#### [EXERCISE GOAL]
Return each line containing the string "annotation".

--- Start STORED DATA ---

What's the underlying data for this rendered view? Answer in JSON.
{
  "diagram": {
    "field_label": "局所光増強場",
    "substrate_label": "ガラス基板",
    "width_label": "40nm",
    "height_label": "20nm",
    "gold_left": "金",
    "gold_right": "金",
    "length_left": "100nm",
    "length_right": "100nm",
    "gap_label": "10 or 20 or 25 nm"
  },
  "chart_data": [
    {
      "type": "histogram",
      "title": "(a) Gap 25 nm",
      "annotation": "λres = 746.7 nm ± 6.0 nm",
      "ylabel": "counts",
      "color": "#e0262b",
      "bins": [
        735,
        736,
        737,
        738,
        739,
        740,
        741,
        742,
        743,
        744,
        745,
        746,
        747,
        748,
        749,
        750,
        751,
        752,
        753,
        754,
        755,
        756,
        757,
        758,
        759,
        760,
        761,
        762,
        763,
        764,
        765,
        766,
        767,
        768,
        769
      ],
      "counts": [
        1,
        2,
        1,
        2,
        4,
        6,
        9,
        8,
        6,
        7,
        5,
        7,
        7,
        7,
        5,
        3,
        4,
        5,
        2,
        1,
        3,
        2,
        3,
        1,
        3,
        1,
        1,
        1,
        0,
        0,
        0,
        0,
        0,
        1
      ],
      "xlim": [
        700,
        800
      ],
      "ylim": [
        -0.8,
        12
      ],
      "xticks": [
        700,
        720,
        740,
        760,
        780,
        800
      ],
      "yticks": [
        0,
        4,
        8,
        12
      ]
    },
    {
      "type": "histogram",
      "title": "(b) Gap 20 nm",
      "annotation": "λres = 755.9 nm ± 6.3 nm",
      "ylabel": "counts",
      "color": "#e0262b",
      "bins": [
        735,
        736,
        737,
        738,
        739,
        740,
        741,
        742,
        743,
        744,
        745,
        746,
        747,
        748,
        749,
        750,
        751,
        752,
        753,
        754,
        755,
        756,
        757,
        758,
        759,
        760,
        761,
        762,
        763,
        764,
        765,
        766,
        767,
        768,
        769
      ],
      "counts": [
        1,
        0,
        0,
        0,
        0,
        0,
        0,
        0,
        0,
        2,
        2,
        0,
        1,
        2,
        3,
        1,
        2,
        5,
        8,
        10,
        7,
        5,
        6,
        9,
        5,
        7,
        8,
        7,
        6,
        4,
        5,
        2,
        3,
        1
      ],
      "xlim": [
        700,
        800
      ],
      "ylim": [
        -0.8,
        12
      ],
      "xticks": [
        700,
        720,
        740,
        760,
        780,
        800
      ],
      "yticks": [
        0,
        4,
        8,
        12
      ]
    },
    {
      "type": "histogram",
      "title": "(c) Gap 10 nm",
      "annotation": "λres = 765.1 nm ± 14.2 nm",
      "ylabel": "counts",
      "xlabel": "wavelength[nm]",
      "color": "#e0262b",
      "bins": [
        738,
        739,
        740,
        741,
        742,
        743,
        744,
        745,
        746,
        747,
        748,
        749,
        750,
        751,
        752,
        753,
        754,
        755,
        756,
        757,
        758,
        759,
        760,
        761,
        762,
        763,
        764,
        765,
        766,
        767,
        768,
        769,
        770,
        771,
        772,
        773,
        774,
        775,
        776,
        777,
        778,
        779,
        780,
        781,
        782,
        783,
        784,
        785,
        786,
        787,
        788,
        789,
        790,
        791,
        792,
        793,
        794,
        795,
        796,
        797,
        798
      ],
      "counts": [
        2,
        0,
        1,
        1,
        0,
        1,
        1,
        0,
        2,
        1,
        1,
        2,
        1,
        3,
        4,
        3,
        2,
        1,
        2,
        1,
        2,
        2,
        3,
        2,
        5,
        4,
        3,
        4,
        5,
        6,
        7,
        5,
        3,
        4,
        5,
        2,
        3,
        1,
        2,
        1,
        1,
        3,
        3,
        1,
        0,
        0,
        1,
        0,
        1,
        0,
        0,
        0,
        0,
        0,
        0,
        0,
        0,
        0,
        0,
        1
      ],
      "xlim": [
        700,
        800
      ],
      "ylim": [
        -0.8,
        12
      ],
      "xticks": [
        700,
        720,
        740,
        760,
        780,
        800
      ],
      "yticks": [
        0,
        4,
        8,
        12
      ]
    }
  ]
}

--- End STORED DATA ---

#### [ANSWER TO THE TASK]
      "annotation": "λres = 746.7 nm ± 6.0 nm",
      "annotation": "λres = 755.9 nm ± 6.3 nm",
      "annotation": "λres = 765.1 nm ± 14.2 nm",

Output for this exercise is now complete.